> _REQUEST_:
Look for the string "Finalized" and copy every line that has it.

start GIVEN RECORDS

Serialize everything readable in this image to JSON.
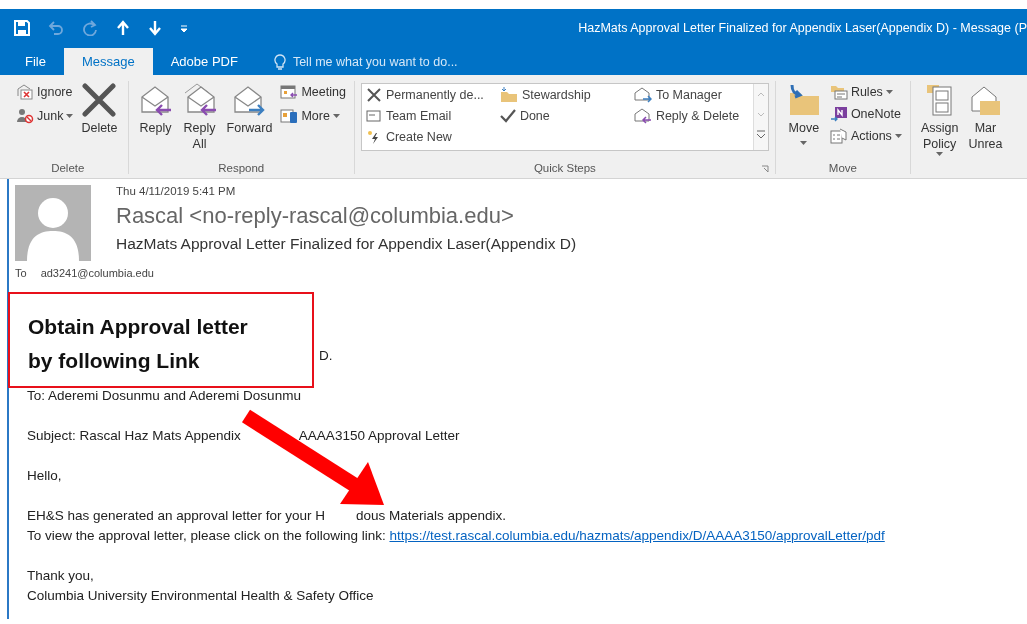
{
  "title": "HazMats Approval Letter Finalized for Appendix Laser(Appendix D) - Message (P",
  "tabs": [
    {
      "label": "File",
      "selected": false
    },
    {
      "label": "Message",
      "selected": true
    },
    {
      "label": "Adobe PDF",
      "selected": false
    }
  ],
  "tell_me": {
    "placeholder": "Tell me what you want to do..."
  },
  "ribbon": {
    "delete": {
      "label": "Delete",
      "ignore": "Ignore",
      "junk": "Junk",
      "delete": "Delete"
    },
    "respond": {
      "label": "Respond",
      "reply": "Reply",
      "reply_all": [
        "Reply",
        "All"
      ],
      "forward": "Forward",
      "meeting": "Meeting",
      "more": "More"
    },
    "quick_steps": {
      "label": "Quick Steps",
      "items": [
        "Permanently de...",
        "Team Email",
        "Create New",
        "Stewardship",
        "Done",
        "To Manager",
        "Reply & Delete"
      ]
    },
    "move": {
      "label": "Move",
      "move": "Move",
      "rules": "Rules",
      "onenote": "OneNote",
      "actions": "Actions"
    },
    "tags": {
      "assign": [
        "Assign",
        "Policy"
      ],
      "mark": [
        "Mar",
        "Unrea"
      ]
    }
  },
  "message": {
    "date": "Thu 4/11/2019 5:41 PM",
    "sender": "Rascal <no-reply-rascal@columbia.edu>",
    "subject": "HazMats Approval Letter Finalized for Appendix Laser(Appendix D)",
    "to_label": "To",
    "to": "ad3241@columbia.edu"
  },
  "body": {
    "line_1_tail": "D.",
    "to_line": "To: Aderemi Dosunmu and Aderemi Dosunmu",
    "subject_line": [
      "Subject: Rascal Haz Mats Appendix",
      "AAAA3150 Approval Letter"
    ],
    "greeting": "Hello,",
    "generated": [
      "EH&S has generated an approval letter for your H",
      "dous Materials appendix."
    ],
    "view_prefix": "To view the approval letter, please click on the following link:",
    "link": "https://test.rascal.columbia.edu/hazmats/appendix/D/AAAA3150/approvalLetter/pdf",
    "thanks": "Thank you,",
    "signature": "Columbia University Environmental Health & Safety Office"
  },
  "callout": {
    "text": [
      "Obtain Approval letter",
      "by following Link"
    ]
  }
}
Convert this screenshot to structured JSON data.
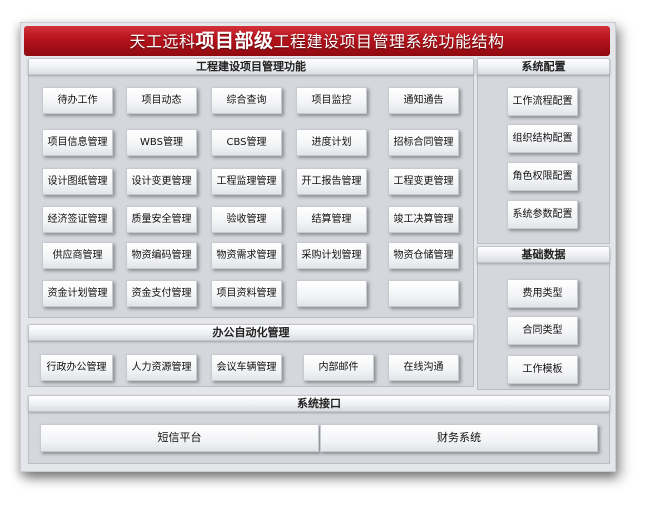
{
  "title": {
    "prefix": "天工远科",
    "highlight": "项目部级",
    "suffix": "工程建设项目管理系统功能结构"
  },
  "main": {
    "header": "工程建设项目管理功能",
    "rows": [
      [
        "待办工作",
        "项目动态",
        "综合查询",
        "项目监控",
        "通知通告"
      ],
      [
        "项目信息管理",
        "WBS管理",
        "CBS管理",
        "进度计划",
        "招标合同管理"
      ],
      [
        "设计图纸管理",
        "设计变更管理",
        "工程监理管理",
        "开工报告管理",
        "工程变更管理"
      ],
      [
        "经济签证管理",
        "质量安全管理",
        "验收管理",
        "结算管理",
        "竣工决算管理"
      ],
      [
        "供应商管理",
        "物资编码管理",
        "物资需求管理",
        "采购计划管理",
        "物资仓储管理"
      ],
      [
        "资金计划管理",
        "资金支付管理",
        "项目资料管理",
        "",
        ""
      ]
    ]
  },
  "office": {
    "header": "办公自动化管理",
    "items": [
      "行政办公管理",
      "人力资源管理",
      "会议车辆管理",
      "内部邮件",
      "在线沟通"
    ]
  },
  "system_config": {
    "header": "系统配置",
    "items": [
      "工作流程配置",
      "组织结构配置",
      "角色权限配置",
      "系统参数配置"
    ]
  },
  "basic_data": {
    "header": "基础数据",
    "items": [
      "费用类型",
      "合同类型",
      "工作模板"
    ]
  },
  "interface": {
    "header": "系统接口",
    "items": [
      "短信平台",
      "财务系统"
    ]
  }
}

end GIVEN RECORDS
start GIVEN RECORDS

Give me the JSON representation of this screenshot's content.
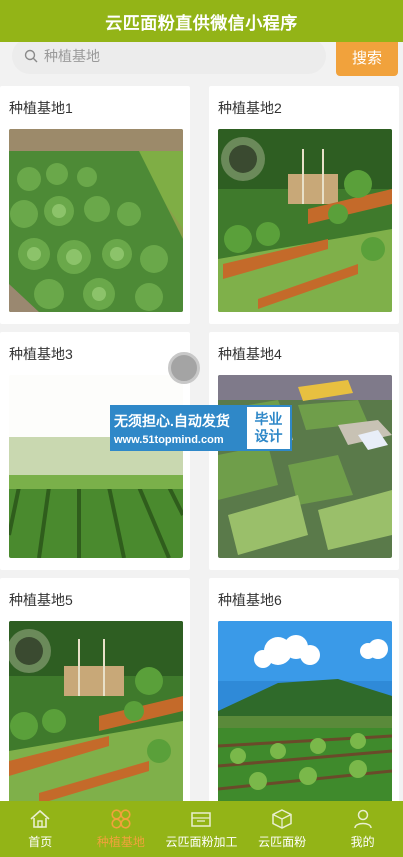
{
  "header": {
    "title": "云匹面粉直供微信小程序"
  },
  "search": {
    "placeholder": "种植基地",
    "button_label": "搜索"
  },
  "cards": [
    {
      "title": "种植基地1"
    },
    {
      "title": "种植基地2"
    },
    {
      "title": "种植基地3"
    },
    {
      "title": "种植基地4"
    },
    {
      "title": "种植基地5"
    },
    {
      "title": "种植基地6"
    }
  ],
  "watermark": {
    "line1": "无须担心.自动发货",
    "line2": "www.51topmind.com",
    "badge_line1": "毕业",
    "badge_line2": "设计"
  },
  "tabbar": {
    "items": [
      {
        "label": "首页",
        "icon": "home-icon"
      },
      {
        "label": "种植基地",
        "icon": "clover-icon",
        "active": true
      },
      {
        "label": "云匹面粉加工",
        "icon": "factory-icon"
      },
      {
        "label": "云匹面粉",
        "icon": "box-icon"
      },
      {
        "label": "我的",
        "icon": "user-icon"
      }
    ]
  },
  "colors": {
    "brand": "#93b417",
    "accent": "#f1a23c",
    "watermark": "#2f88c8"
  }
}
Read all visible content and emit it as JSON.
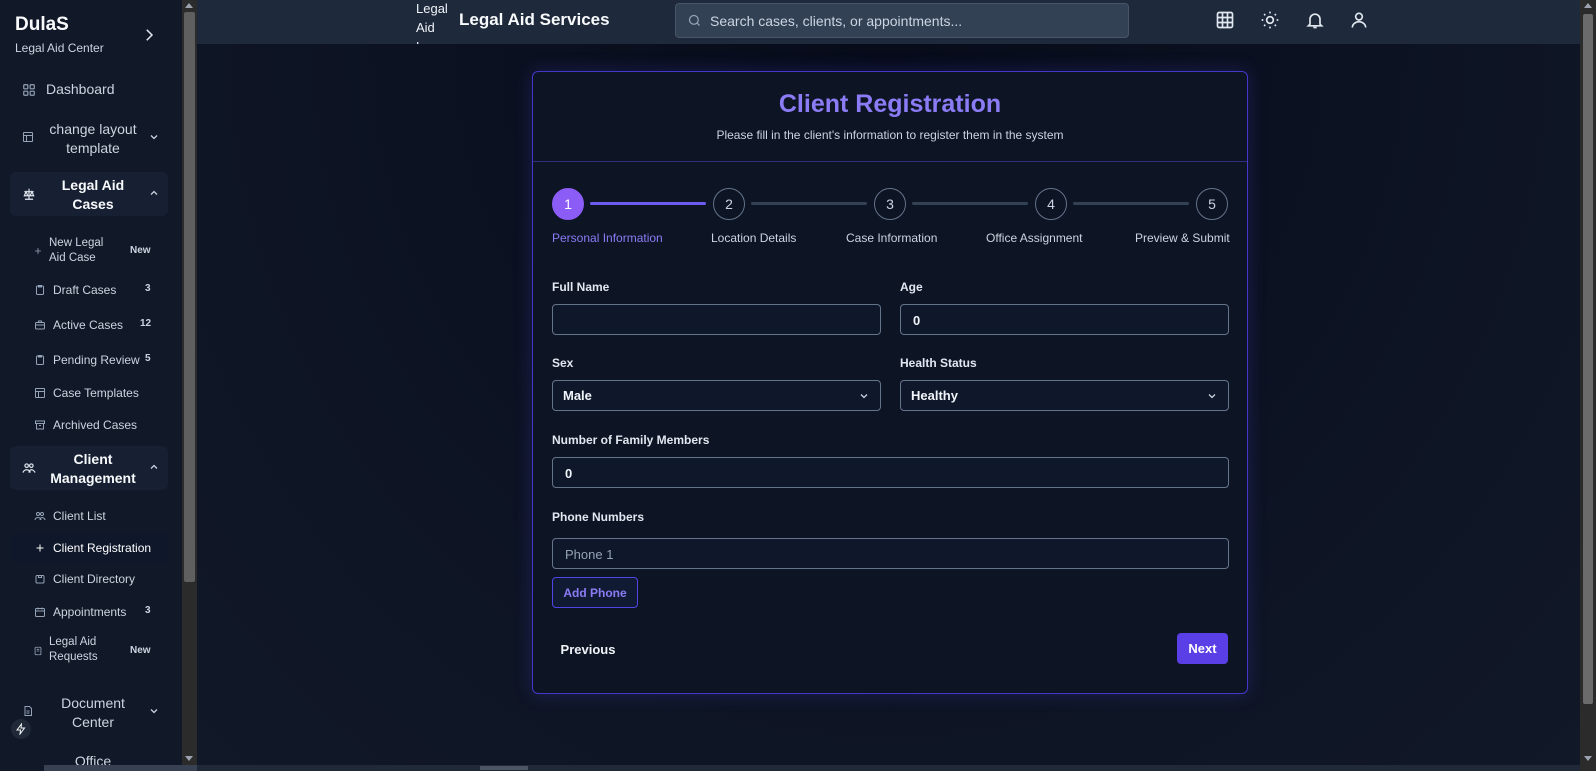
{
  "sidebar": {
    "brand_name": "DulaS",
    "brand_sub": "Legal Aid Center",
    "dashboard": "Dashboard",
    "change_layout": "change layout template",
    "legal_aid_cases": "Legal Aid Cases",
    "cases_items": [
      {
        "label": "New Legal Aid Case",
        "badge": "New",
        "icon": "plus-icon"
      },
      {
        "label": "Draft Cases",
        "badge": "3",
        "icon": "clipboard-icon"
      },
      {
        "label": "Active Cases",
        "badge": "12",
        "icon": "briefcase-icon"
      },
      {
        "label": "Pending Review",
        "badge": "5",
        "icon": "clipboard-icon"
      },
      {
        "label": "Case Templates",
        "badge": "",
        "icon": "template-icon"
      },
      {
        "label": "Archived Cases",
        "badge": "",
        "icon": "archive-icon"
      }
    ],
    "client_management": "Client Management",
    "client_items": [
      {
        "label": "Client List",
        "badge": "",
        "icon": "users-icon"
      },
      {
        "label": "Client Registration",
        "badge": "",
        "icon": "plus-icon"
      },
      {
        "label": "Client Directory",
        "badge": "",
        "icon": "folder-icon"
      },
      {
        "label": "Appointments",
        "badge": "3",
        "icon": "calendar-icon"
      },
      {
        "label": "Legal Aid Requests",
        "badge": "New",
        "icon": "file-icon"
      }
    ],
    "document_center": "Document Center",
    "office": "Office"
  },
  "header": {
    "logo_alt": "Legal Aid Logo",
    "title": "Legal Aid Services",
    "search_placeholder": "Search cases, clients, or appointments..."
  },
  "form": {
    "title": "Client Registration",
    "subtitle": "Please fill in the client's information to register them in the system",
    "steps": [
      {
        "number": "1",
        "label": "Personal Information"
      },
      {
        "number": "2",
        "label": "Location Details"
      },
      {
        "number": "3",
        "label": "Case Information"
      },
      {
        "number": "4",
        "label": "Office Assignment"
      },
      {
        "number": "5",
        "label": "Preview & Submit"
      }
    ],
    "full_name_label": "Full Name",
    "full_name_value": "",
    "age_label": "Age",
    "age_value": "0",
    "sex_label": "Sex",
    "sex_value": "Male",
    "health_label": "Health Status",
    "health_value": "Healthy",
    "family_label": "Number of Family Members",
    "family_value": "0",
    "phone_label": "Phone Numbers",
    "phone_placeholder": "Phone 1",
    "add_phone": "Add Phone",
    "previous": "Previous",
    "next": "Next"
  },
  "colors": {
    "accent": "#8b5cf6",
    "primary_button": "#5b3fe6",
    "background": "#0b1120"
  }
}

end GIVEN RECORDS

> _ANSWER TO THE EXERCISE_:
  "title": "HazMats Approval Letter Finalized for Appendix Laser(Appendix D) - Message (P",
    "subject": "HazMats Approval Letter Finalized for Appendix Laser(Appendix D)",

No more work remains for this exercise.